*Work instructions:*
Reproduce the full listing below unchanged, apart from the pictures.

· · · ·

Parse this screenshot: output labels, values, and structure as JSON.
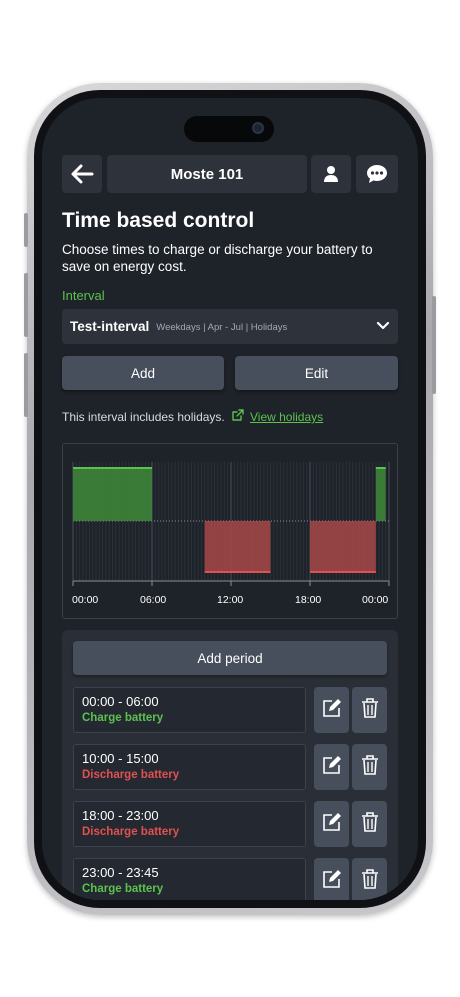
{
  "header": {
    "back_icon": "arrow-left-icon",
    "site_name": "Moste 101",
    "user_icon": "user-icon",
    "chat_icon": "chat-bubble-icon"
  },
  "page": {
    "title": "Time based control",
    "subtitle": "Choose times to charge or discharge your battery to save on energy cost."
  },
  "interval": {
    "label": "Interval",
    "selected_name": "Test-interval",
    "selected_desc": "Weekdays | Apr - Jul | Holidays",
    "add_label": "Add",
    "edit_label": "Edit",
    "holiday_text": "This interval includes holidays.",
    "holiday_link": "View holidays"
  },
  "colors": {
    "charge": "#5cc24f",
    "discharge": "#e05151",
    "background": "#1e2229",
    "button": "#474e5c"
  },
  "chart_data": {
    "type": "bar",
    "x_unit": "hours",
    "xlim": [
      0,
      24
    ],
    "x_ticks": [
      "00:00",
      "06:00",
      "12:00",
      "18:00",
      "00:00"
    ],
    "series": [
      {
        "name": "Charge battery",
        "direction": "up",
        "ranges": [
          [
            0,
            6
          ],
          [
            23,
            23.75
          ]
        ]
      },
      {
        "name": "Discharge battery",
        "direction": "down",
        "ranges": [
          [
            10,
            15
          ],
          [
            18,
            23
          ]
        ]
      }
    ]
  },
  "periods": {
    "add_label": "Add period",
    "items": [
      {
        "time": "00:00 - 06:00",
        "action": "Charge battery",
        "kind": "charge"
      },
      {
        "time": "10:00 - 15:00",
        "action": "Discharge battery",
        "kind": "discharge"
      },
      {
        "time": "18:00 - 23:00",
        "action": "Discharge battery",
        "kind": "discharge"
      },
      {
        "time": "23:00 - 23:45",
        "action": "Charge battery",
        "kind": "charge"
      }
    ],
    "edit_icon": "edit-icon",
    "delete_icon": "trash-icon"
  }
}
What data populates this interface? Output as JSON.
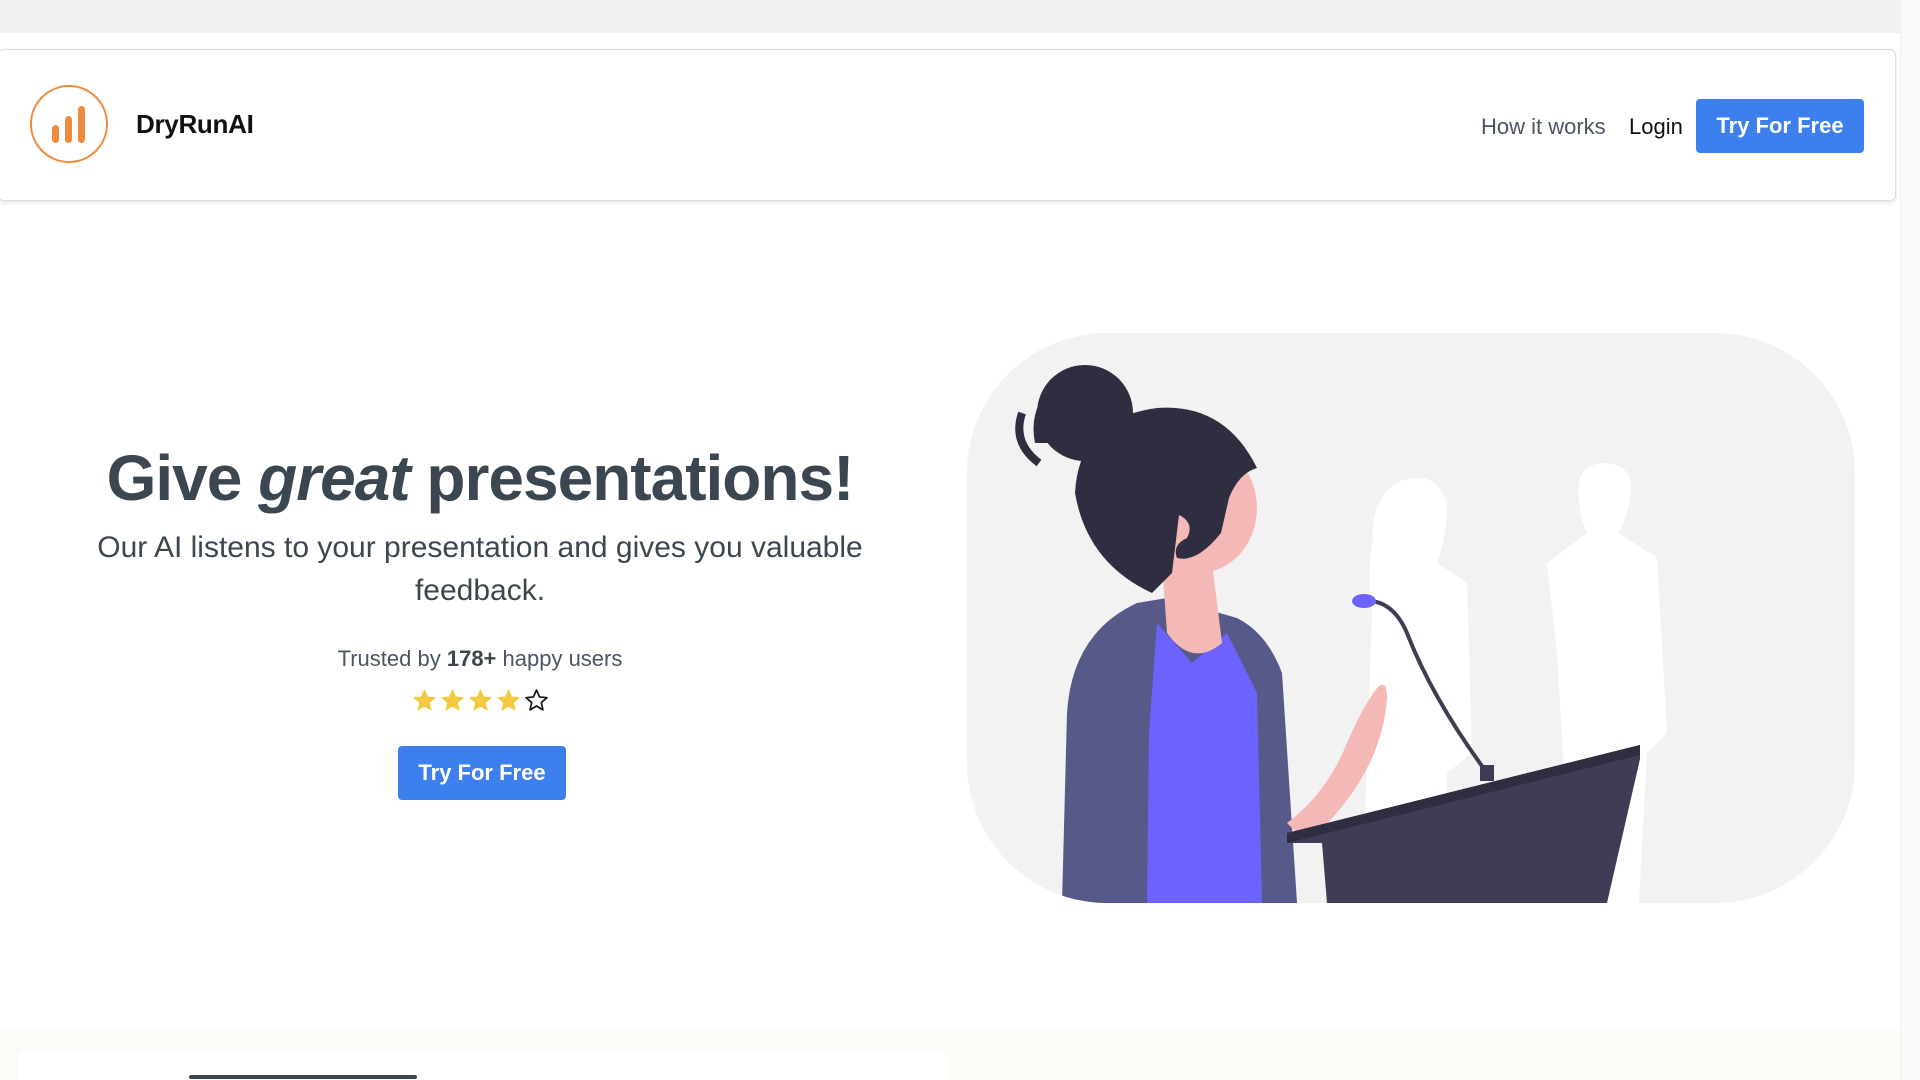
{
  "brand": {
    "name": "DryRunAI",
    "logo_icon": "bar-chart-circle-icon",
    "accent_color": "#ee8b3e"
  },
  "nav": {
    "how_it_works": "How it works",
    "login": "Login",
    "cta": "Try For Free",
    "cta_color": "#3d7fec"
  },
  "hero": {
    "headline_start": "Give ",
    "headline_emph": "great",
    "headline_end": " presentations!",
    "subheadline": "Our AI listens to your presentation and gives you valuable feedback.",
    "trusted_prefix": "Trusted by ",
    "trusted_count": "178+",
    "trusted_suffix": " happy users",
    "rating": {
      "value": 4,
      "max": 5,
      "filled_color": "#f5c842"
    },
    "cta": "Try For Free"
  },
  "illustration": {
    "icon": "woman-presenting-at-podium-illustration"
  }
}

· · · ·

*Correct result:*
Parse this screenshot: output labels, values, and structure as JSON.
{
  "header": {
    "back_icon": "arrow-left-icon",
    "site_name": "Moste 101",
    "user_icon": "user-icon",
    "chat_icon": "chat-bubble-icon"
  },
  "page": {
    "title": "Time based control",
    "subtitle": "Choose times to charge or discharge your battery to save on energy cost."
  },
  "interval": {
    "label": "Interval",
    "selected_name": "Test-interval",
    "selected_desc": "Weekdays | Apr - Jul | Holidays",
    "add_label": "Add",
    "edit_label": "Edit",
    "holiday_text": "This interval includes holidays.",
    "holiday_link": "View holidays"
  },
  "colors": {
    "charge": "#5cc24f",
    "discharge": "#e05151",
    "background": "#1e2229",
    "button": "#474e5c"
  },
  "chart_data": {
    "type": "bar",
    "x_unit": "hours",
    "xlim": [
      0,
      24
    ],
    "x_ticks": [
      "00:00",
      "06:00",
      "12:00",
      "18:00",
      "00:00"
    ],
    "series": [
      {
        "name": "Charge battery",
        "direction": "up",
        "ranges": [
          [
            0,
            6
          ],
          [
            23,
            23.75
          ]
        ]
      },
      {
        "name": "Discharge battery",
        "direction": "down",
        "ranges": [
          [
            10,
            15
          ],
          [
            18,
            23
          ]
        ]
      }
    ]
  },
  "periods": {
    "add_label": "Add period",
    "items": [
      {
        "time": "00:00 - 06:00",
        "action": "Charge battery",
        "kind": "charge"
      },
      {
        "time": "10:00 - 15:00",
        "action": "Discharge battery",
        "kind": "discharge"
      },
      {
        "time": "18:00 - 23:00",
        "action": "Discharge battery",
        "kind": "discharge"
      },
      {
        "time": "23:00 - 23:45",
        "action": "Charge battery",
        "kind": "charge"
      }
    ],
    "edit_icon": "edit-icon",
    "delete_icon": "trash-icon"
  }
}
What data populates this interface? Output as JSON.
{
  "brand": {
    "name": "DryRunAI",
    "logo_icon": "bar-chart-circle-icon",
    "accent_color": "#ee8b3e"
  },
  "nav": {
    "how_it_works": "How it works",
    "login": "Login",
    "cta": "Try For Free",
    "cta_color": "#3d7fec"
  },
  "hero": {
    "headline_start": "Give ",
    "headline_emph": "great",
    "headline_end": " presentations!",
    "subheadline": "Our AI listens to your presentation and gives you valuable feedback.",
    "trusted_prefix": "Trusted by ",
    "trusted_count": "178+",
    "trusted_suffix": " happy users",
    "rating": {
      "value": 4,
      "max": 5,
      "filled_color": "#f5c842"
    },
    "cta": "Try For Free"
  },
  "illustration": {
    "icon": "woman-presenting-at-podium-illustration"
  }
}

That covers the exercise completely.